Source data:

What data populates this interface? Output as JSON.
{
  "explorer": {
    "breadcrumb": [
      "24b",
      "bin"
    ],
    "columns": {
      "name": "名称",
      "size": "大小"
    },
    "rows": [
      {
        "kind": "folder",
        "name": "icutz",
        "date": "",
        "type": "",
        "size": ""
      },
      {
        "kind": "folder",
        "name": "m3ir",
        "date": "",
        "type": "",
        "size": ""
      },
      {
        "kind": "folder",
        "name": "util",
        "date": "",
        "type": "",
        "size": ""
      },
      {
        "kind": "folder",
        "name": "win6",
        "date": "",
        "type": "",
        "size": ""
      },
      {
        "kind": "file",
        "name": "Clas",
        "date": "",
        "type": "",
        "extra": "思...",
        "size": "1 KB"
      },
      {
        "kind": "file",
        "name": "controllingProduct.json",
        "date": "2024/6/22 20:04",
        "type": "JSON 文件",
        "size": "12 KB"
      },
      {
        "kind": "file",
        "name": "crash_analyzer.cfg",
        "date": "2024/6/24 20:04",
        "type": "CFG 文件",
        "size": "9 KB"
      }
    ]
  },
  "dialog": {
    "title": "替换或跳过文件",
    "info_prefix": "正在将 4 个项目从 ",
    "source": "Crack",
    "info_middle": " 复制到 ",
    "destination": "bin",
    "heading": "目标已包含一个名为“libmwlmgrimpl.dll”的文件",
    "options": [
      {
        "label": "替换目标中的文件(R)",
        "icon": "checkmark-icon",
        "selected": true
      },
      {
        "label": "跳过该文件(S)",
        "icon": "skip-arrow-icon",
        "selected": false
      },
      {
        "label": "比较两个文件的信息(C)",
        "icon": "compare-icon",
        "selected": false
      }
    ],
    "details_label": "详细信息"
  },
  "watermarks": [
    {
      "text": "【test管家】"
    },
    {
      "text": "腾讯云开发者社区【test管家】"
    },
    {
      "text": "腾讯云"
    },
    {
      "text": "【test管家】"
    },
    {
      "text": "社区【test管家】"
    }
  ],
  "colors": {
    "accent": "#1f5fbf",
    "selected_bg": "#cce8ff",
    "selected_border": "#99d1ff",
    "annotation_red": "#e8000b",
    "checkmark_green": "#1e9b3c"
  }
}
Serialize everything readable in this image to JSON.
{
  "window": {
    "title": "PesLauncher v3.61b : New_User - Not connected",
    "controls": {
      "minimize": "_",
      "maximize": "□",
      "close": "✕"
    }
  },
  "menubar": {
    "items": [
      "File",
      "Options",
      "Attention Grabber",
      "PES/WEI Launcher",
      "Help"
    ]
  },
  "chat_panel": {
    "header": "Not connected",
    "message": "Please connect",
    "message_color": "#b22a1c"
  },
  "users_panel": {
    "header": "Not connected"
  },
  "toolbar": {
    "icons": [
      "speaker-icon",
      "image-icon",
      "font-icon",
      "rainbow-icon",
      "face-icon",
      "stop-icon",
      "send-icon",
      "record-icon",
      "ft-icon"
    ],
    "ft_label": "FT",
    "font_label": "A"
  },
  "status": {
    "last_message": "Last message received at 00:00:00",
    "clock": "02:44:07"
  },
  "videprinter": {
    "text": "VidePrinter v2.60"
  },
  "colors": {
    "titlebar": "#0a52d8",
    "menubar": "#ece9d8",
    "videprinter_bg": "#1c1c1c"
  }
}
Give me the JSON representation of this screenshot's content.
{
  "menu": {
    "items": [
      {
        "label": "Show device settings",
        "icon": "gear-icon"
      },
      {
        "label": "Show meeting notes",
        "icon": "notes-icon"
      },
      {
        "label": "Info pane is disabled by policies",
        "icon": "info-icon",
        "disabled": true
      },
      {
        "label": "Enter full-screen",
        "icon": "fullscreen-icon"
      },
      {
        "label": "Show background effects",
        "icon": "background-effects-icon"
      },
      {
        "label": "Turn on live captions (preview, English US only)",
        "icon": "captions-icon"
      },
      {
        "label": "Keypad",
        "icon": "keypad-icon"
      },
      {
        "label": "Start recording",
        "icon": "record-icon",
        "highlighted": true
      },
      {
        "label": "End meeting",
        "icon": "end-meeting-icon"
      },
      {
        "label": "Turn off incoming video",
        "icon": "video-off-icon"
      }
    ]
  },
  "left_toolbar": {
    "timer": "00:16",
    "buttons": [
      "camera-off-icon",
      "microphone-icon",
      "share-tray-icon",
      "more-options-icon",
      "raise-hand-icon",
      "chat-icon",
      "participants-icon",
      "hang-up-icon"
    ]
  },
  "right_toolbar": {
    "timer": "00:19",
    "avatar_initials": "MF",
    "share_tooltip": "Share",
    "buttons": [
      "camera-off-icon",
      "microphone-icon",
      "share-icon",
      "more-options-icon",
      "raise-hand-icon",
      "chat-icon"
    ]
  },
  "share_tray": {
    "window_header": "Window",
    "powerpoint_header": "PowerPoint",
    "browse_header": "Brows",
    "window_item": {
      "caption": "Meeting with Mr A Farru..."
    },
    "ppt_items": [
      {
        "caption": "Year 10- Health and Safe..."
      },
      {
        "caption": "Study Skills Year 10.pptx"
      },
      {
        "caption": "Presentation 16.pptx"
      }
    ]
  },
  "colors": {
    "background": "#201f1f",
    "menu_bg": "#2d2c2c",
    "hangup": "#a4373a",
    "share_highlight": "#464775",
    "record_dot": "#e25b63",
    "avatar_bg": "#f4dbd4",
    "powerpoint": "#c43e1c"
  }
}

#### [JOB]
Return each entry from above without altering a single character.

#### [WRITTEN SOLUTION]
What data populates this interface? Output as JSON.
{
  "explorer": {
    "breadcrumb": [
      "24b",
      "bin"
    ],
    "columns": {
      "name": "名称",
      "size": "大小"
    },
    "rows": [
      {
        "kind": "folder",
        "name": "icutz",
        "date": "",
        "type": "",
        "size": ""
      },
      {
        "kind": "folder",
        "name": "m3ir",
        "date": "",
        "type": "",
        "size": ""
      },
      {
        "kind": "folder",
        "name": "util",
        "date": "",
        "type": "",
        "size": ""
      },
      {
        "kind": "folder",
        "name": "win6",
        "date": "",
        "type": "",
        "size": ""
      },
      {
        "kind": "file",
        "name": "Clas",
        "date": "",
        "type": "",
        "extra": "思...",
        "size": "1 KB"
      },
      {
        "kind": "file",
        "name": "controllingProduct.json",
        "date": "2024/6/22 20:04",
        "type": "JSON 文件",
        "size": "12 KB"
      },
      {
        "kind": "file",
        "name": "crash_analyzer.cfg",
        "date": "2024/6/24 20:04",
        "type": "CFG 文件",
        "size": "9 KB"
      }
    ]
  },
  "dialog": {
    "title": "替换或跳过文件",
    "info_prefix": "正在将 4 个项目从 ",
    "source": "Crack",
    "info_middle": " 复制到 ",
    "destination": "bin",
    "heading": "目标已包含一个名为“libmwlmgrimpl.dll”的文件",
    "options": [
      {
        "label": "替换目标中的文件(R)",
        "icon": "checkmark-icon",
        "selected": true
      },
      {
        "label": "跳过该文件(S)",
        "icon": "skip-arrow-icon",
        "selected": false
      },
      {
        "label": "比较两个文件的信息(C)",
        "icon": "compare-icon",
        "selected": false
      }
    ],
    "details_label": "详细信息"
  },
  "watermarks": [
    {
      "text": "【test管家】"
    },
    {
      "text": "腾讯云开发者社区【test管家】"
    },
    {
      "text": "腾讯云"
    },
    {
      "text": "【test管家】"
    },
    {
      "text": "社区【test管家】"
    }
  ],
  "colors": {
    "accent": "#1f5fbf",
    "selected_bg": "#cce8ff",
    "selected_border": "#99d1ff",
    "annotation_red": "#e8000b",
    "checkmark_green": "#1e9b3c"
  }
}
Serialize everything readable in this image to JSON.
{
  "window": {
    "title": "PesLauncher v3.61b : New_User - Not connected",
    "controls": {
      "minimize": "_",
      "maximize": "□",
      "close": "✕"
    }
  },
  "menubar": {
    "items": [
      "File",
      "Options",
      "Attention Grabber",
      "PES/WEI Launcher",
      "Help"
    ]
  },
  "chat_panel": {
    "header": "Not connected",
    "message": "Please connect",
    "message_color": "#b22a1c"
  },
  "users_panel": {
    "header": "Not connected"
  },
  "toolbar": {
    "icons": [
      "speaker-icon",
      "image-icon",
      "font-icon",
      "rainbow-icon",
      "face-icon",
      "stop-icon",
      "send-icon",
      "record-icon",
      "ft-icon"
    ],
    "ft_label": "FT",
    "font_label": "A"
  },
  "status": {
    "last_message": "Last message received at 00:00:00",
    "clock": "02:44:07"
  },
  "videprinter": {
    "text": "VidePrinter v2.60"
  },
  "colors": {
    "titlebar": "#0a52d8",
    "menubar": "#ece9d8",
    "videprinter_bg": "#1c1c1c"
  }
}
Give me the JSON representation of this screenshot's content.
{
  "menu": {
    "items": [
      {
        "label": "Show device settings",
        "icon": "gear-icon"
      },
      {
        "label": "Show meeting notes",
        "icon": "notes-icon"
      },
      {
        "label": "Info pane is disabled by policies",
        "icon": "info-icon",
        "disabled": true
      },
      {
        "label": "Enter full-screen",
        "icon": "fullscreen-icon"
      },
      {
        "label": "Show background effects",
        "icon": "background-effects-icon"
      },
      {
        "label": "Turn on live captions (preview, English US only)",
        "icon": "captions-icon"
      },
      {
        "label": "Keypad",
        "icon": "keypad-icon"
      },
      {
        "label": "Start recording",
        "icon": "record-icon",
        "highlighted": true
      },
      {
        "label": "End meeting",
        "icon": "end-meeting-icon"
      },
      {
        "label": "Turn off incoming video",
        "icon": "video-off-icon"
      }
    ]
  },
  "left_toolbar": {
    "timer": "00:16",
    "buttons": [
      "camera-off-icon",
      "microphone-icon",
      "share-tray-icon",
      "more-options-icon",
      "raise-hand-icon",
      "chat-icon",
      "participants-icon",
      "hang-up-icon"
    ]
  },
  "right_toolbar": {
    "timer": "00:19",
    "avatar_initials": "MF",
    "share_tooltip": "Share",
    "buttons": [
      "camera-off-icon",
      "microphone-icon",
      "share-icon",
      "more-options-icon",
      "raise-hand-icon",
      "chat-icon"
    ]
  },
  "share_tray": {
    "window_header": "Window",
    "powerpoint_header": "PowerPoint",
    "browse_header": "Brows",
    "window_item": {
      "caption": "Meeting with Mr A Farru..."
    },
    "ppt_items": [
      {
        "caption": "Year 10- Health and Safe..."
      },
      {
        "caption": "Study Skills Year 10.pptx"
      },
      {
        "caption": "Presentation 16.pptx"
      }
    ]
  },
  "colors": {
    "background": "#201f1f",
    "menu_bg": "#2d2c2c",
    "hangup": "#a4373a",
    "share_highlight": "#464775",
    "record_dot": "#e25b63",
    "avatar_bg": "#f4dbd4",
    "powerpoint": "#c43e1c"
  }
}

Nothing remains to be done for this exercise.